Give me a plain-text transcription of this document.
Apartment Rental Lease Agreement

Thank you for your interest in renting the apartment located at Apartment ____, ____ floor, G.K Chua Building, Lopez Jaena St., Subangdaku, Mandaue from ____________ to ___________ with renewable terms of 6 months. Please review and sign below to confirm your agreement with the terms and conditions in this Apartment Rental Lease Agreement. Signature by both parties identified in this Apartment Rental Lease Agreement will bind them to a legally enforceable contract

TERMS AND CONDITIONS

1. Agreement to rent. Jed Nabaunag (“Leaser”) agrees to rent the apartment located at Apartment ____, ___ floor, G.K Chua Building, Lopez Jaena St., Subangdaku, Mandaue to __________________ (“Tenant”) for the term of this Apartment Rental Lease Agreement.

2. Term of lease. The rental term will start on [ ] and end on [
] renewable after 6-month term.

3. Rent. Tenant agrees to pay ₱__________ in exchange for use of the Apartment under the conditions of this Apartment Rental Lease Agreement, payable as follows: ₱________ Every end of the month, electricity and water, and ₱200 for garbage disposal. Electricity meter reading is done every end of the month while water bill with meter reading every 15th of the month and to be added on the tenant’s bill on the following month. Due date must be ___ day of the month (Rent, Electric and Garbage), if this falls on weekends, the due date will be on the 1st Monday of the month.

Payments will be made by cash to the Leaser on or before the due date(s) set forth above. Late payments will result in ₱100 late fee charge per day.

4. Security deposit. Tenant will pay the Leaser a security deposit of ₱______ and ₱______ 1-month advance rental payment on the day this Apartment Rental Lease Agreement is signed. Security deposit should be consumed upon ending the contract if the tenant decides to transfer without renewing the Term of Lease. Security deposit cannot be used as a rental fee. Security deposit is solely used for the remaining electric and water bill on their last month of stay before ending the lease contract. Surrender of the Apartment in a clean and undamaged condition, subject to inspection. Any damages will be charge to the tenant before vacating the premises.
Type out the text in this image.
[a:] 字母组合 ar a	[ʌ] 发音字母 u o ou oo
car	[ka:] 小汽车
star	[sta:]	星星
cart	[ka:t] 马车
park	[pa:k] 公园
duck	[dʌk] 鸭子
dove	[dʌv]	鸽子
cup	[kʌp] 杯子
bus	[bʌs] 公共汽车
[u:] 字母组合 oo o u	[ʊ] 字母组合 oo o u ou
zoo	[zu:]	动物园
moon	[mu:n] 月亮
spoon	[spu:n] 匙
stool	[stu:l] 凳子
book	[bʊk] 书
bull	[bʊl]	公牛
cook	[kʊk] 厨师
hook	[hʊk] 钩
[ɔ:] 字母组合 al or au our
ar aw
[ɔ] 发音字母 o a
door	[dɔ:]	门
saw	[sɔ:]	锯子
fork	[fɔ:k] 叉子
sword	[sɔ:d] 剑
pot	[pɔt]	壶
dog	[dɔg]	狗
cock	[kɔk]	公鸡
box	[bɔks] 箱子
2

* * *

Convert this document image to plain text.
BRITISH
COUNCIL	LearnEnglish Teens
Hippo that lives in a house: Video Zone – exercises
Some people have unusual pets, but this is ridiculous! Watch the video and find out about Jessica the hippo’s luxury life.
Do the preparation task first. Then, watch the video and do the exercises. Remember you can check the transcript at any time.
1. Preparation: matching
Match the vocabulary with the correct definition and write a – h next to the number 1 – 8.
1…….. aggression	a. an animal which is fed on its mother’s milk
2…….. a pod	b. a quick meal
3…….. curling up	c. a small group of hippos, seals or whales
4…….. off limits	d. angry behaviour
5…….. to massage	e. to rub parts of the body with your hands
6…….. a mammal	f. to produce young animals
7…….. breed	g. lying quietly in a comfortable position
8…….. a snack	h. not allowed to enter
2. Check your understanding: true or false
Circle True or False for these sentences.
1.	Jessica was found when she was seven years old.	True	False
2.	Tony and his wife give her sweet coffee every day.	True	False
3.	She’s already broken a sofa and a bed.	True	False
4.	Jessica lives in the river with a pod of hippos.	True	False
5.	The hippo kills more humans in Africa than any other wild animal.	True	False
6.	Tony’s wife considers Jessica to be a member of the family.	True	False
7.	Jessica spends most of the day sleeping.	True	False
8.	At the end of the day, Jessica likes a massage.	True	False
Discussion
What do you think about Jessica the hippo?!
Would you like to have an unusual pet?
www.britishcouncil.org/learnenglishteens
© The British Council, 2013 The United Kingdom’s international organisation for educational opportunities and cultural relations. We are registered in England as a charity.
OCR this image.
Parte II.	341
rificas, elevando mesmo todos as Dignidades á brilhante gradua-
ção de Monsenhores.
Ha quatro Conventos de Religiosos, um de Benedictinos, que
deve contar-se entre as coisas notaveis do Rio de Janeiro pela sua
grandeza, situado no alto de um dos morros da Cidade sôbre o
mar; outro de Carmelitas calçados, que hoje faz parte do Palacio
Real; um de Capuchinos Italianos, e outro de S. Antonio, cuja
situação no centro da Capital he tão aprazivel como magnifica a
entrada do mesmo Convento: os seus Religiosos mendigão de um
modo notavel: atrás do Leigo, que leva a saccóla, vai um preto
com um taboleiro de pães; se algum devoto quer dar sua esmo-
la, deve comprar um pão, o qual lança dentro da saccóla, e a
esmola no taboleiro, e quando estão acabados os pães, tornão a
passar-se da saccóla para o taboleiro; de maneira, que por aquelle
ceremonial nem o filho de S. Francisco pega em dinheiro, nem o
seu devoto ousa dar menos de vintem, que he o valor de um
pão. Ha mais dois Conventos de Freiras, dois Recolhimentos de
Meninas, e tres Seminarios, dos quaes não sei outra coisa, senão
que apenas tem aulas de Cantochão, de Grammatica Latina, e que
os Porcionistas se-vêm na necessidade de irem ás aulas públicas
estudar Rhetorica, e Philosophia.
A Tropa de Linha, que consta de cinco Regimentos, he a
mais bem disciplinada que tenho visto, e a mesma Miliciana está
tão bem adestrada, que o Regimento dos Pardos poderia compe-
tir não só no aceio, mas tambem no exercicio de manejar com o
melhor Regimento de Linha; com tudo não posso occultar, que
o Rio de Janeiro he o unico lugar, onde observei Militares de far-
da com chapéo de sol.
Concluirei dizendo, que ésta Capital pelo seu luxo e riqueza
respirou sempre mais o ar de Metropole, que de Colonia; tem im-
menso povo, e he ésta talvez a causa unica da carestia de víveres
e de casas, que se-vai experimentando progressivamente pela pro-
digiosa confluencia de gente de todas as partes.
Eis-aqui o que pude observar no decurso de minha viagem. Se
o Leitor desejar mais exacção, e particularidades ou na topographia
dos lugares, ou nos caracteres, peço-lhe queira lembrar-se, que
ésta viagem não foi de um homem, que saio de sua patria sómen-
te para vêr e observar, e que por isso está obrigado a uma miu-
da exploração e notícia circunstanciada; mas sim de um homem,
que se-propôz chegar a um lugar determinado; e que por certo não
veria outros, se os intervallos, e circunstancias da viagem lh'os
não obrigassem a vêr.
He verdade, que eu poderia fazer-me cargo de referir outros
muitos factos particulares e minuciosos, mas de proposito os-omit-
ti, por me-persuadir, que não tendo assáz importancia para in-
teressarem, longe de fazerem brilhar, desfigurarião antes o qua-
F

_INSTRUCTIONS TO FOLLOW_. Find the string "Linha" in the listing and return every line that holds it.

_TASK SOLUTION_.
A Tropa de Linha, que consta de cinco Regimentos, he a
melhor Regimento de Linha; com tudo não posso occultar, que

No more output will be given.